Instructions to follow:
Output all entries verbatim. Skip pictures.

++++++++++++++++++++

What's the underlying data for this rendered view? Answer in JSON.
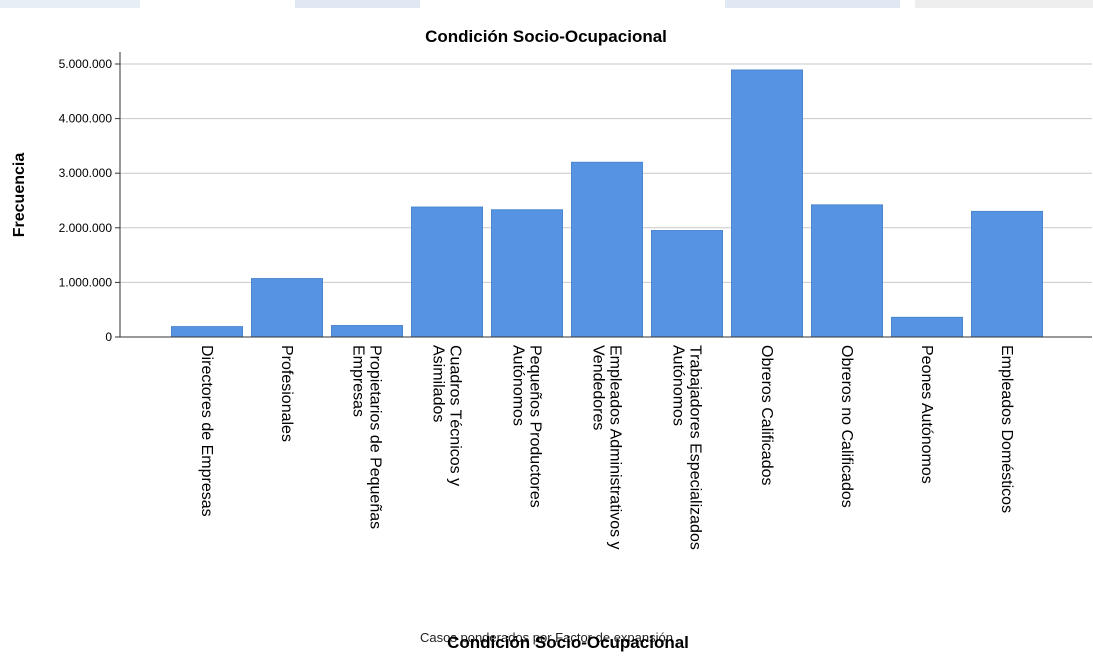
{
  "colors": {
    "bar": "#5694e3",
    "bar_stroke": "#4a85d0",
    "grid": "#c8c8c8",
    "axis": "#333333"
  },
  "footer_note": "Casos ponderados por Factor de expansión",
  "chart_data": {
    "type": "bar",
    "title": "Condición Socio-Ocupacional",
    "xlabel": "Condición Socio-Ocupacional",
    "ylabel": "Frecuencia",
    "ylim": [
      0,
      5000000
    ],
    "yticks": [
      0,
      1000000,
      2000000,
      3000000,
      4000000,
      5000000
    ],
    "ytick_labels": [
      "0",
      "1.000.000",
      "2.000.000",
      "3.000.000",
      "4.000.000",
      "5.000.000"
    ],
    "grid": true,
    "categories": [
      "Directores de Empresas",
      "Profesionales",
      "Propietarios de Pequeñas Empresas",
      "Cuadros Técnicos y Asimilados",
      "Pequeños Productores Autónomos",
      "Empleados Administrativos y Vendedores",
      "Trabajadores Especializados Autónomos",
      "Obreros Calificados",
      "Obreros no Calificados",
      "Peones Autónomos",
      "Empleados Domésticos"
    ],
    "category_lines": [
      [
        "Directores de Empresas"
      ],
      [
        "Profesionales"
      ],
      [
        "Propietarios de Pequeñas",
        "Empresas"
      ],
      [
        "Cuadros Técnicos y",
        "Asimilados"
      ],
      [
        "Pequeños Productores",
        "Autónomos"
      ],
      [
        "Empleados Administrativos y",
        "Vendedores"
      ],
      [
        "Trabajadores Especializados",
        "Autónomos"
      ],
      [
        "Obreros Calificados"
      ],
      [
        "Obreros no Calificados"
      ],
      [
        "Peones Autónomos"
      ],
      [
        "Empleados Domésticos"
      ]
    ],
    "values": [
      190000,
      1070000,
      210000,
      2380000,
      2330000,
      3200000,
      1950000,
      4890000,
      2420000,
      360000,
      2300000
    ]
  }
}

++++++++++++++++++++

Answer in full:
What's the underlying data for this rendered view? Answer in JSON.
{
  "colors": {
    "bar": "#5694e3",
    "bar_stroke": "#4a85d0",
    "grid": "#c8c8c8",
    "axis": "#333333"
  },
  "footer_note": "Casos ponderados por Factor de expansión",
  "chart_data": {
    "type": "bar",
    "title": "Condición Socio-Ocupacional",
    "xlabel": "Condición Socio-Ocupacional",
    "ylabel": "Frecuencia",
    "ylim": [
      0,
      5000000
    ],
    "yticks": [
      0,
      1000000,
      2000000,
      3000000,
      4000000,
      5000000
    ],
    "ytick_labels": [
      "0",
      "1.000.000",
      "2.000.000",
      "3.000.000",
      "4.000.000",
      "5.000.000"
    ],
    "grid": true,
    "categories": [
      "Directores de Empresas",
      "Profesionales",
      "Propietarios de Pequeñas Empresas",
      "Cuadros Técnicos y Asimilados",
      "Pequeños Productores Autónomos",
      "Empleados Administrativos y Vendedores",
      "Trabajadores Especializados Autónomos",
      "Obreros Calificados",
      "Obreros no Calificados",
      "Peones Autónomos",
      "Empleados Domésticos"
    ],
    "category_lines": [
      [
        "Directores de Empresas"
      ],
      [
        "Profesionales"
      ],
      [
        "Propietarios de Pequeñas",
        "Empresas"
      ],
      [
        "Cuadros Técnicos y",
        "Asimilados"
      ],
      [
        "Pequeños Productores",
        "Autónomos"
      ],
      [
        "Empleados Administrativos y",
        "Vendedores"
      ],
      [
        "Trabajadores Especializados",
        "Autónomos"
      ],
      [
        "Obreros Calificados"
      ],
      [
        "Obreros no Calificados"
      ],
      [
        "Peones Autónomos"
      ],
      [
        "Empleados Domésticos"
      ]
    ],
    "values": [
      190000,
      1070000,
      210000,
      2380000,
      2330000,
      3200000,
      1950000,
      4890000,
      2420000,
      360000,
      2300000
    ]
  }
}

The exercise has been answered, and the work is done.